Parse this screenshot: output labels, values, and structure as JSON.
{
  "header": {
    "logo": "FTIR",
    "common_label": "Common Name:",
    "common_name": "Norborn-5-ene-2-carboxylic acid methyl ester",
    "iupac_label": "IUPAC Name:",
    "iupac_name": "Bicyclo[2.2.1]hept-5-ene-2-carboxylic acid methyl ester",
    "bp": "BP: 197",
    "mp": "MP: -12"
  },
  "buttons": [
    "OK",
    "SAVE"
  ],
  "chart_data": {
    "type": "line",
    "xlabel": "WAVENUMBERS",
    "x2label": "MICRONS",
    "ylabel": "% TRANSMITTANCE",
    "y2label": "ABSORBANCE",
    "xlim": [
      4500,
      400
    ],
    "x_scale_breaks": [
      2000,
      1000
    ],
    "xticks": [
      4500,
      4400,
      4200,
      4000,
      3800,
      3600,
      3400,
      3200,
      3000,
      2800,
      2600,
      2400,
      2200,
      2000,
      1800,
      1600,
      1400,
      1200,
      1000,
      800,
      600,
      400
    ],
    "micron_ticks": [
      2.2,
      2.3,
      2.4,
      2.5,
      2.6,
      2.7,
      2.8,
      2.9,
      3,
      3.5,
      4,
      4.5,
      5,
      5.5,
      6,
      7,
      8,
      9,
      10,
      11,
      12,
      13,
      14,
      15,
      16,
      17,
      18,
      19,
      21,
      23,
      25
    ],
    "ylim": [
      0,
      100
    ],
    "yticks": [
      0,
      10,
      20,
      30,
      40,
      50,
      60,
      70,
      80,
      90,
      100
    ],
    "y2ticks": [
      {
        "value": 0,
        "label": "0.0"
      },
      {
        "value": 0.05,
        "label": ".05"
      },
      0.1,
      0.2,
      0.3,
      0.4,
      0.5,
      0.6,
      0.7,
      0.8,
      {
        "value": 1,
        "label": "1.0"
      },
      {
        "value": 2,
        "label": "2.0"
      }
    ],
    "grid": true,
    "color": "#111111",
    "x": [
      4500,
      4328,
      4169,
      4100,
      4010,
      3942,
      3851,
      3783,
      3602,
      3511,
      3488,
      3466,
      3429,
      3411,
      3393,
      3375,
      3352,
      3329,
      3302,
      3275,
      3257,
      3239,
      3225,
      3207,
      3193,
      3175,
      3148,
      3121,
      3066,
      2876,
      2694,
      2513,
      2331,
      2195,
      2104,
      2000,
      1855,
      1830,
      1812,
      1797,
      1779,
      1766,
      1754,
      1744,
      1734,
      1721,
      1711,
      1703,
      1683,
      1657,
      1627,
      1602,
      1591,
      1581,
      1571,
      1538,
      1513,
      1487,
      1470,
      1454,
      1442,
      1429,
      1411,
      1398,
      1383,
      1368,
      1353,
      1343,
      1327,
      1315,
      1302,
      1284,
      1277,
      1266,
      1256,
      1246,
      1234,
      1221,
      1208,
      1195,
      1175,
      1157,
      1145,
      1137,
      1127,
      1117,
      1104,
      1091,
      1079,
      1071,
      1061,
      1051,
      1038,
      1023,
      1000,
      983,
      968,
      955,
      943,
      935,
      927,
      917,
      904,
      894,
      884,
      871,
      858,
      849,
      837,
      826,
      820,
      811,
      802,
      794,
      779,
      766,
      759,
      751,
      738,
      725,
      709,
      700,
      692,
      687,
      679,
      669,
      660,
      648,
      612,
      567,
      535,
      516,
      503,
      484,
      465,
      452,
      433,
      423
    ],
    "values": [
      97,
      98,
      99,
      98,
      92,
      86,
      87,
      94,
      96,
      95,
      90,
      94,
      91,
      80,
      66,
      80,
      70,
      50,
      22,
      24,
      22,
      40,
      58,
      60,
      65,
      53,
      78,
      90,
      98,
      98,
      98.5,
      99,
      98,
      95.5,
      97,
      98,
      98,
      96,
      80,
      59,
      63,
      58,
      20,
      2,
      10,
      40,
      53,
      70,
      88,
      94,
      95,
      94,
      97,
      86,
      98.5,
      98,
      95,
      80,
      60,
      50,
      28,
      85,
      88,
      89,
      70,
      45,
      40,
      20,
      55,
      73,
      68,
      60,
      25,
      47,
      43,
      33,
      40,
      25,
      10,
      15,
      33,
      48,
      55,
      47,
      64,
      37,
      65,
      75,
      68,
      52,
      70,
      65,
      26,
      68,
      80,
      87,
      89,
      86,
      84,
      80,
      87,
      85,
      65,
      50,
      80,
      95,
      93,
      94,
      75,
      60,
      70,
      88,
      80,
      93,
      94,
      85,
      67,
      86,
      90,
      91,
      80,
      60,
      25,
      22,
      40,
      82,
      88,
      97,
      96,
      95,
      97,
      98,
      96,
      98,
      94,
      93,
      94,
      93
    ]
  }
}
= = =
**Problem description:** The entries above must be returned in full, exactly as shown.

**Result of this task:**
Parse this screenshot: output labels, values, and structure as JSON.
{
  "header": {
    "logo": "FTIR",
    "common_label": "Common Name:",
    "common_name": "Norborn-5-ene-2-carboxylic acid methyl ester",
    "iupac_label": "IUPAC Name:",
    "iupac_name": "Bicyclo[2.2.1]hept-5-ene-2-carboxylic acid methyl ester",
    "bp": "BP: 197",
    "mp": "MP: -12"
  },
  "buttons": [
    "OK",
    "SAVE"
  ],
  "chart_data": {
    "type": "line",
    "xlabel": "WAVENUMBERS",
    "x2label": "MICRONS",
    "ylabel": "% TRANSMITTANCE",
    "y2label": "ABSORBANCE",
    "xlim": [
      4500,
      400
    ],
    "x_scale_breaks": [
      2000,
      1000
    ],
    "xticks": [
      4500,
      4400,
      4200,
      4000,
      3800,
      3600,
      3400,
      3200,
      3000,
      2800,
      2600,
      2400,
      2200,
      2000,
      1800,
      1600,
      1400,
      1200,
      1000,
      800,
      600,
      400
    ],
    "micron_ticks": [
      2.2,
      2.3,
      2.4,
      2.5,
      2.6,
      2.7,
      2.8,
      2.9,
      3,
      3.5,
      4,
      4.5,
      5,
      5.5,
      6,
      7,
      8,
      9,
      10,
      11,
      12,
      13,
      14,
      15,
      16,
      17,
      18,
      19,
      21,
      23,
      25
    ],
    "ylim": [
      0,
      100
    ],
    "yticks": [
      0,
      10,
      20,
      30,
      40,
      50,
      60,
      70,
      80,
      90,
      100
    ],
    "y2ticks": [
      {
        "value": 0,
        "label": "0.0"
      },
      {
        "value": 0.05,
        "label": ".05"
      },
      0.1,
      0.2,
      0.3,
      0.4,
      0.5,
      0.6,
      0.7,
      0.8,
      {
        "value": 1,
        "label": "1.0"
      },
      {
        "value": 2,
        "label": "2.0"
      }
    ],
    "grid": true,
    "color": "#111111",
    "x": [
      4500,
      4328,
      4169,
      4100,
      4010,
      3942,
      3851,
      3783,
      3602,
      3511,
      3488,
      3466,
      3429,
      3411,
      3393,
      3375,
      3352,
      3329,
      3302,
      3275,
      3257,
      3239,
      3225,
      3207,
      3193,
      3175,
      3148,
      3121,
      3066,
      2876,
      2694,
      2513,
      2331,
      2195,
      2104,
      2000,
      1855,
      1830,
      1812,
      1797,
      1779,
      1766,
      1754,
      1744,
      1734,
      1721,
      1711,
      1703,
      1683,
      1657,
      1627,
      1602,
      1591,
      1581,
      1571,
      1538,
      1513,
      1487,
      1470,
      1454,
      1442,
      1429,
      1411,
      1398,
      1383,
      1368,
      1353,
      1343,
      1327,
      1315,
      1302,
      1284,
      1277,
      1266,
      1256,
      1246,
      1234,
      1221,
      1208,
      1195,
      1175,
      1157,
      1145,
      1137,
      1127,
      1117,
      1104,
      1091,
      1079,
      1071,
      1061,
      1051,
      1038,
      1023,
      1000,
      983,
      968,
      955,
      943,
      935,
      927,
      917,
      904,
      894,
      884,
      871,
      858,
      849,
      837,
      826,
      820,
      811,
      802,
      794,
      779,
      766,
      759,
      751,
      738,
      725,
      709,
      700,
      692,
      687,
      679,
      669,
      660,
      648,
      612,
      567,
      535,
      516,
      503,
      484,
      465,
      452,
      433,
      423
    ],
    "values": [
      97,
      98,
      99,
      98,
      92,
      86,
      87,
      94,
      96,
      95,
      90,
      94,
      91,
      80,
      66,
      80,
      70,
      50,
      22,
      24,
      22,
      40,
      58,
      60,
      65,
      53,
      78,
      90,
      98,
      98,
      98.5,
      99,
      98,
      95.5,
      97,
      98,
      98,
      96,
      80,
      59,
      63,
      58,
      20,
      2,
      10,
      40,
      53,
      70,
      88,
      94,
      95,
      94,
      97,
      86,
      98.5,
      98,
      95,
      80,
      60,
      50,
      28,
      85,
      88,
      89,
      70,
      45,
      40,
      20,
      55,
      73,
      68,
      60,
      25,
      47,
      43,
      33,
      40,
      25,
      10,
      15,
      33,
      48,
      55,
      47,
      64,
      37,
      65,
      75,
      68,
      52,
      70,
      65,
      26,
      68,
      80,
      87,
      89,
      86,
      84,
      80,
      87,
      85,
      65,
      50,
      80,
      95,
      93,
      94,
      75,
      60,
      70,
      88,
      80,
      93,
      94,
      85,
      67,
      86,
      90,
      91,
      80,
      60,
      25,
      22,
      40,
      82,
      88,
      97,
      96,
      95,
      97,
      98,
      96,
      98,
      94,
      93,
      94,
      93
    ]
  }
}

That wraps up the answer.